-- begin LISTED ENTRIES --

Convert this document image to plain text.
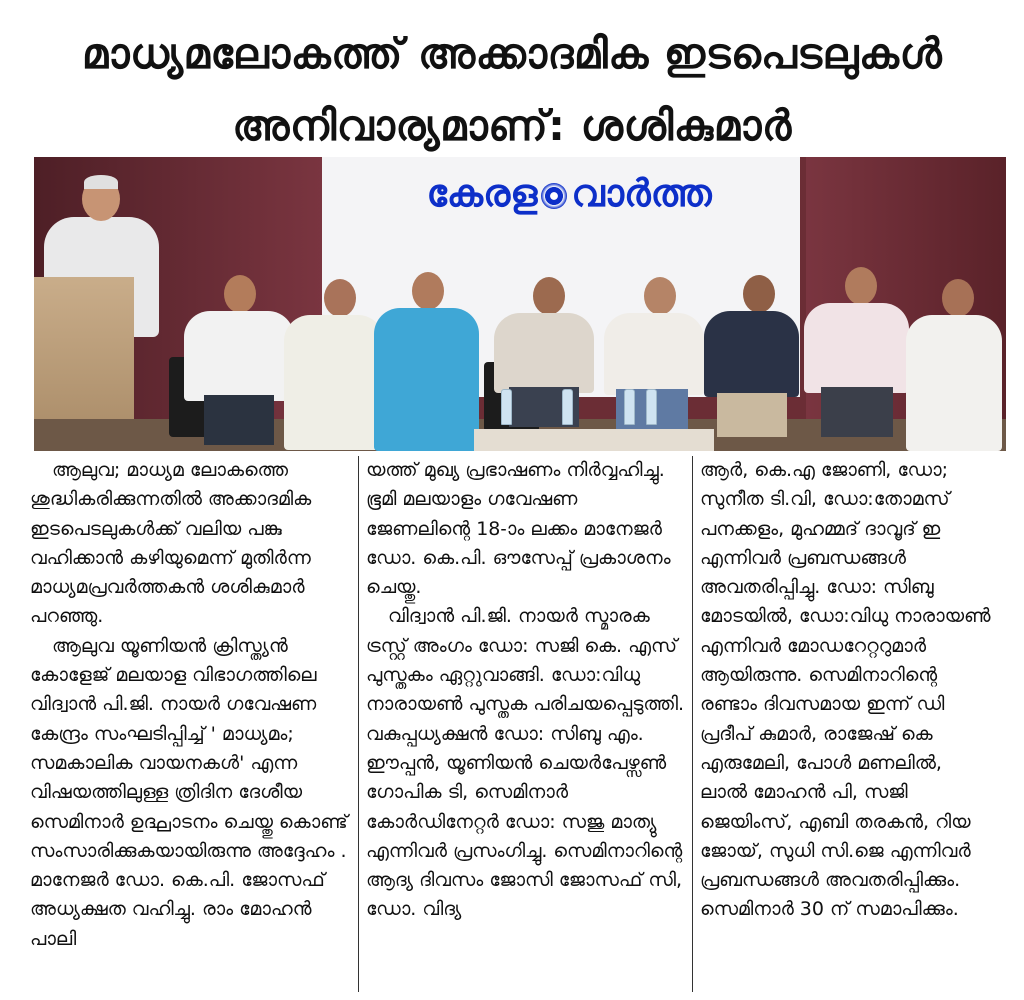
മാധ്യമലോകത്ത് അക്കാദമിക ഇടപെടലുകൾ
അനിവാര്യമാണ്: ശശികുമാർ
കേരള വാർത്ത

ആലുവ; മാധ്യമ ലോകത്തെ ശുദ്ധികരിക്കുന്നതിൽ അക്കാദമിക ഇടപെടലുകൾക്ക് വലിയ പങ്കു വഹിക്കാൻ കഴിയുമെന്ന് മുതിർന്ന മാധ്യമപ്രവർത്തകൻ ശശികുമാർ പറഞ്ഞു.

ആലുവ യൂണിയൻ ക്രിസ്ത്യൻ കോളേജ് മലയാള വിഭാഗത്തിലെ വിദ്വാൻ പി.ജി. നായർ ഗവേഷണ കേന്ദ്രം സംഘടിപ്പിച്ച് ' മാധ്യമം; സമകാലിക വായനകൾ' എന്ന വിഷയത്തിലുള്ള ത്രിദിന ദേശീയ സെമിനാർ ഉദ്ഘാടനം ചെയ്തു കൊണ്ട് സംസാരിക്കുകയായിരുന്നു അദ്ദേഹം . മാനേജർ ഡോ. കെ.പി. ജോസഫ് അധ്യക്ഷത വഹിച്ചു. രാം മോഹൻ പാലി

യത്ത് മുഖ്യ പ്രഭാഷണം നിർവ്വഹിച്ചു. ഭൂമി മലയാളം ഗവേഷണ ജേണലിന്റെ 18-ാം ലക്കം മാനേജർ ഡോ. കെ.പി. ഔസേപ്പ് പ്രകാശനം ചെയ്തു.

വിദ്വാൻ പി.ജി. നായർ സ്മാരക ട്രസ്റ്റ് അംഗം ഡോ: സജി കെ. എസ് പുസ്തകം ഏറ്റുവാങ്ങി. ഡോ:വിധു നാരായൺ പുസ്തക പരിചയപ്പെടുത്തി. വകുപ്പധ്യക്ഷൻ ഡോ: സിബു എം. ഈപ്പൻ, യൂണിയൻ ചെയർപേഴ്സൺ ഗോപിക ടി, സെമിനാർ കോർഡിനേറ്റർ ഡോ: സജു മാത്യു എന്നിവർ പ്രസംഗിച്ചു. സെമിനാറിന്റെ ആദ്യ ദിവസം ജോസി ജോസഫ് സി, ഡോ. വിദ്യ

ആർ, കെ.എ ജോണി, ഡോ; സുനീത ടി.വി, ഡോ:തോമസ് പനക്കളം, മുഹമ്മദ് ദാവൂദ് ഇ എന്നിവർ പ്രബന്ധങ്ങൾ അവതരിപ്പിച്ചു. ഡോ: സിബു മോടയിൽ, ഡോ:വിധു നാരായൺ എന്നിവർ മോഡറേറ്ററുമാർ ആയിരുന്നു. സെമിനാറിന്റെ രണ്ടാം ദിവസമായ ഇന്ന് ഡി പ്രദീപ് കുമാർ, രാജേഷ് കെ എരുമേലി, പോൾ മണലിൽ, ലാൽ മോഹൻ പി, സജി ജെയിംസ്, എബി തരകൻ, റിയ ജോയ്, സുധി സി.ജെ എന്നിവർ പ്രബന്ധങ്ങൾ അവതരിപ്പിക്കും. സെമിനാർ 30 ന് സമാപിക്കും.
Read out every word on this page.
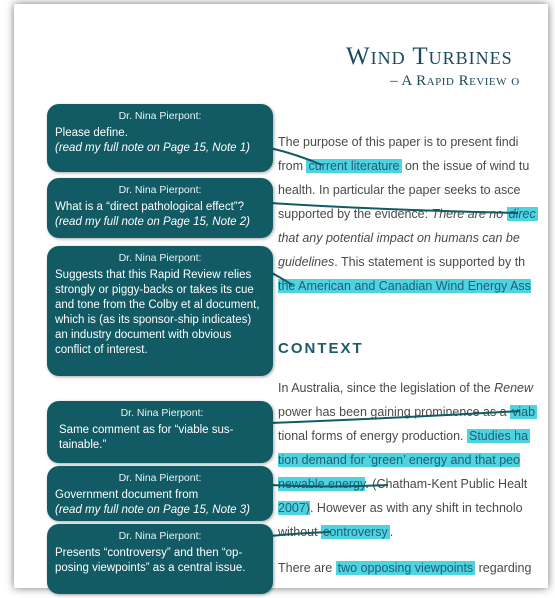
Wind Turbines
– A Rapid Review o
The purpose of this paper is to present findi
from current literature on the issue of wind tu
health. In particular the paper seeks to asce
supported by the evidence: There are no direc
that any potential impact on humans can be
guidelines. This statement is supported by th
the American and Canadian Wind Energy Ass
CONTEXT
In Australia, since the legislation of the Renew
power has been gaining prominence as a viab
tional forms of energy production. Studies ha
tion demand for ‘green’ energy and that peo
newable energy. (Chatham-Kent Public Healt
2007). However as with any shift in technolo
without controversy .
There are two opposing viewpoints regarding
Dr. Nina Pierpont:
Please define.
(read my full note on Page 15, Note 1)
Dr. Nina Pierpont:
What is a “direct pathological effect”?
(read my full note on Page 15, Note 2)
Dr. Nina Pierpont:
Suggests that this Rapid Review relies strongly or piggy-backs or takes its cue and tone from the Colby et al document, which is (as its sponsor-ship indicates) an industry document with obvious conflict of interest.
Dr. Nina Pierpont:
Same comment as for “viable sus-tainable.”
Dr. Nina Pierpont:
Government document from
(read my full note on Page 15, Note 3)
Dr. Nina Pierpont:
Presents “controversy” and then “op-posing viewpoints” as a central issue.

-- end LISTED ENTRIES --
-- begin LISTED ENTRIES --

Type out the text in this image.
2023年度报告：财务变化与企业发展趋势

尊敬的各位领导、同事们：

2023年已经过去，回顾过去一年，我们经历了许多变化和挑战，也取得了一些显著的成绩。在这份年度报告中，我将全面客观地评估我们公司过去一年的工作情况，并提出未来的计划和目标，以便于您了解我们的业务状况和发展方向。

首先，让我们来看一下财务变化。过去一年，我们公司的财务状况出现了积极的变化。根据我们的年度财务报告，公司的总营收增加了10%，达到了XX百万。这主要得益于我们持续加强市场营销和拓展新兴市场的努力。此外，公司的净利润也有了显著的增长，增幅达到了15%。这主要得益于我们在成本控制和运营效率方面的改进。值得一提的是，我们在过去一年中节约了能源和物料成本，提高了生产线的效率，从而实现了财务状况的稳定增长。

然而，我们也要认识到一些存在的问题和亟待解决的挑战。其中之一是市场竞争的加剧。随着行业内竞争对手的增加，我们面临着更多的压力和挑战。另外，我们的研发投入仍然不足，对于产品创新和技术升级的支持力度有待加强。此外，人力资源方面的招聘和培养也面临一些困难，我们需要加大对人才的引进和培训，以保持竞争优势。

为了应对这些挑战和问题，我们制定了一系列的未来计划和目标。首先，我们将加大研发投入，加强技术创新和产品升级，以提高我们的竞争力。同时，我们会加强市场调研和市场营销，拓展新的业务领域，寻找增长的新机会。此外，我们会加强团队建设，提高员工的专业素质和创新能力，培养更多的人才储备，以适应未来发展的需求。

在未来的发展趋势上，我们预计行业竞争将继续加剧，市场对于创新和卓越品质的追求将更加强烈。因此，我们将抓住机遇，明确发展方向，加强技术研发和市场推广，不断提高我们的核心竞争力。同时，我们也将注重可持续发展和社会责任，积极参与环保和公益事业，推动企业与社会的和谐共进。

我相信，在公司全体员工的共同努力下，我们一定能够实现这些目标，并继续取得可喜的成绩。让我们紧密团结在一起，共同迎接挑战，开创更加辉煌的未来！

-- end LISTED ENTRIES --

#### TASK DESCRIPTION:
Read through the entries and copy each line in which "note" appears.

#### EXERCISE OUTPUT:
(read my full note on Page 15, Note 1)
(read my full note on Page 15, Note 2)
(read my full note on Page 15, Note 3)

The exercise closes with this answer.